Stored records
╔══
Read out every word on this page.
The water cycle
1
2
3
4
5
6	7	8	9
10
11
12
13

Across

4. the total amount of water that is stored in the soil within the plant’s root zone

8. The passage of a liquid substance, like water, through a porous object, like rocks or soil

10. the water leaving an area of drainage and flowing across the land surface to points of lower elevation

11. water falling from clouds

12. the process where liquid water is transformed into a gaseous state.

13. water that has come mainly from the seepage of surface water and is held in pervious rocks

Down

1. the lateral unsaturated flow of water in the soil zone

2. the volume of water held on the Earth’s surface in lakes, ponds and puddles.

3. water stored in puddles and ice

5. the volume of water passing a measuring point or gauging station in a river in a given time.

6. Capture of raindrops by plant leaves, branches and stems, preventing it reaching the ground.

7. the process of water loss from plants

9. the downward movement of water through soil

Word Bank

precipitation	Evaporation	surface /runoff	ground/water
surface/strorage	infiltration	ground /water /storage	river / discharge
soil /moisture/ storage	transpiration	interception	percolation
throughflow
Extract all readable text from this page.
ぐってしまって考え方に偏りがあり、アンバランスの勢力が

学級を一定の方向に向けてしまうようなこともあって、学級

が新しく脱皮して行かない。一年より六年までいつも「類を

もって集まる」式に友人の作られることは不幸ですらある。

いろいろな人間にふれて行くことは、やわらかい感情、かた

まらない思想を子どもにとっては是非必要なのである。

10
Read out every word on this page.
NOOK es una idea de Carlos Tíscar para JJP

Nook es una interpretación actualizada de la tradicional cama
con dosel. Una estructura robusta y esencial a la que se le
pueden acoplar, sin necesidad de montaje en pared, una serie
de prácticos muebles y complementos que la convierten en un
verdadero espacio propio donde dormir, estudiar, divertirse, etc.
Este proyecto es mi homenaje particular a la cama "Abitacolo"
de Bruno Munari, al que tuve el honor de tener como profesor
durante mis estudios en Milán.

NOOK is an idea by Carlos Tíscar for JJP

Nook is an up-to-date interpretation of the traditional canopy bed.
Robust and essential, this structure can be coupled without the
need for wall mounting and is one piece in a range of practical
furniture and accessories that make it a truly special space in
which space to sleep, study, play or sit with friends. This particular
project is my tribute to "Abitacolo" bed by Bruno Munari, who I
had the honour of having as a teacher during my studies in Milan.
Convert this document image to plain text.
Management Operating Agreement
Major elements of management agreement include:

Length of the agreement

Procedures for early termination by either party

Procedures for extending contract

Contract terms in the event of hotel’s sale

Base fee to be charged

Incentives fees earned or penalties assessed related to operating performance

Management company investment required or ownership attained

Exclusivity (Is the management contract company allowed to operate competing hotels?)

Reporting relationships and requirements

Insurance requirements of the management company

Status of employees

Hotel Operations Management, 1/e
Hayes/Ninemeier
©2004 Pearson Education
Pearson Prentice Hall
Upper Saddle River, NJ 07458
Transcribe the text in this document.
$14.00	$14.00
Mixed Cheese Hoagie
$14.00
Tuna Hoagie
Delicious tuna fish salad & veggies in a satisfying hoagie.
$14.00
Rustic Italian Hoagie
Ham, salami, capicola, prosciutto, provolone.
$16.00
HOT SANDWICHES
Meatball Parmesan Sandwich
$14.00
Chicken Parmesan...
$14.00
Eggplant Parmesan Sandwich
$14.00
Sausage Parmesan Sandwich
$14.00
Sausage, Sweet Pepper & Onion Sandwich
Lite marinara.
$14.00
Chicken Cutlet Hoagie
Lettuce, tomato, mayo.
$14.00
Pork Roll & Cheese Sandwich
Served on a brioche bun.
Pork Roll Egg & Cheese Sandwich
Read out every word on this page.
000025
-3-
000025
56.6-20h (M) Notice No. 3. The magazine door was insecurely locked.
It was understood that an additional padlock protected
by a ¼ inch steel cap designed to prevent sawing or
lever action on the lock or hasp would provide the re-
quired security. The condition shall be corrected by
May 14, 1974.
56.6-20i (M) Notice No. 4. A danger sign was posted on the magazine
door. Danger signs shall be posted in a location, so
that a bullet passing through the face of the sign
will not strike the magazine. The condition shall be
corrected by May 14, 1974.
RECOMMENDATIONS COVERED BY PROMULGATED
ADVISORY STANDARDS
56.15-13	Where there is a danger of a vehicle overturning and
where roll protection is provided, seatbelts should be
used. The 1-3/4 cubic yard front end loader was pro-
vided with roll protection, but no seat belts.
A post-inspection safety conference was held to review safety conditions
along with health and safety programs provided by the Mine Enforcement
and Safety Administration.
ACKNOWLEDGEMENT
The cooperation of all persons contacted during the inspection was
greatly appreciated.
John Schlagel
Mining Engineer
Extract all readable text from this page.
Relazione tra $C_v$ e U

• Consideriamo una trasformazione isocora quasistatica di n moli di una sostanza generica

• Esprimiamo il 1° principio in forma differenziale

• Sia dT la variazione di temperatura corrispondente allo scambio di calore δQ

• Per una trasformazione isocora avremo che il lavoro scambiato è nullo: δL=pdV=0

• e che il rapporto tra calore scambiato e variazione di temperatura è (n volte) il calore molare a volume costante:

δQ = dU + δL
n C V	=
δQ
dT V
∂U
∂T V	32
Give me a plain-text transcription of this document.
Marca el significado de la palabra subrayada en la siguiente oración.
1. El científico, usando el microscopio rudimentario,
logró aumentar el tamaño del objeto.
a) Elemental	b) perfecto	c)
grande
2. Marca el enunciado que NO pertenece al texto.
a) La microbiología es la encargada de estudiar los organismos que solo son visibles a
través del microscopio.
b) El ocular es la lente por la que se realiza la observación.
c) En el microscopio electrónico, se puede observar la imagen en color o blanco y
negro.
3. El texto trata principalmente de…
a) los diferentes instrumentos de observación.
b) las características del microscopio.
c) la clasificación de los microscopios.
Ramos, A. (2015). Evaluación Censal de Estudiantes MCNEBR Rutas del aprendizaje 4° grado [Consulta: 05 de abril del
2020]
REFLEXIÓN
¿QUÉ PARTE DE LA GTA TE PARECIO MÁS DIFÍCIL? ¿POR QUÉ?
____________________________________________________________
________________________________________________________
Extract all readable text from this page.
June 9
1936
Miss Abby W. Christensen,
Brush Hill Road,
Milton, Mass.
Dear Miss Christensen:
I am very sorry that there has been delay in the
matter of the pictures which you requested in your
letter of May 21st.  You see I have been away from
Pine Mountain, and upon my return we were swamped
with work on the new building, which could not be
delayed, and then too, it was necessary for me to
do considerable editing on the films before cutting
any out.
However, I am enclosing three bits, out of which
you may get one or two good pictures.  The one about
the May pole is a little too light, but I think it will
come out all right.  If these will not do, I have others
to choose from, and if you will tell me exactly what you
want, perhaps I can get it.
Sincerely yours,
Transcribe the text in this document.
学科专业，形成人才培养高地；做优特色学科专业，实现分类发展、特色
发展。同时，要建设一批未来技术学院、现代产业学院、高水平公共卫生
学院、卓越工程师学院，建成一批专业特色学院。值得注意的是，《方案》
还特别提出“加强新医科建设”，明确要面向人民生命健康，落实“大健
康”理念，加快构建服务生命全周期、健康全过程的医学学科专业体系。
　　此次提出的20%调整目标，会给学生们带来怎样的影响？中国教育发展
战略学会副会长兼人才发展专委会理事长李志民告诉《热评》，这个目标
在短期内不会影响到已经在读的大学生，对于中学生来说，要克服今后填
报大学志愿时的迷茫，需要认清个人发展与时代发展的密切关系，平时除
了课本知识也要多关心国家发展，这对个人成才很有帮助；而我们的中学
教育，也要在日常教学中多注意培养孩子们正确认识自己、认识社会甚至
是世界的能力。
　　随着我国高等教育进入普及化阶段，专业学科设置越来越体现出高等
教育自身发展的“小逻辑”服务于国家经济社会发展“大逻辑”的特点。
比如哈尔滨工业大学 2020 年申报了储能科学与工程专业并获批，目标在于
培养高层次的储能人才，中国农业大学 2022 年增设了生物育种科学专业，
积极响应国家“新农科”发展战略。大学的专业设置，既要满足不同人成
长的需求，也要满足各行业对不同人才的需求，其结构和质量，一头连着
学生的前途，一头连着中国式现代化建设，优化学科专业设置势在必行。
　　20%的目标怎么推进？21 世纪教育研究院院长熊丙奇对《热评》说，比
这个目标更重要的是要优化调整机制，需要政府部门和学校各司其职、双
╚══
SHORT PROBLEM:
Scan the listing above. Collect all lines with the word "Chicken".

RESPONSE FOR THIS EXERCISE:
Chicken Parmesan...
Chicken Cutlet Hoagie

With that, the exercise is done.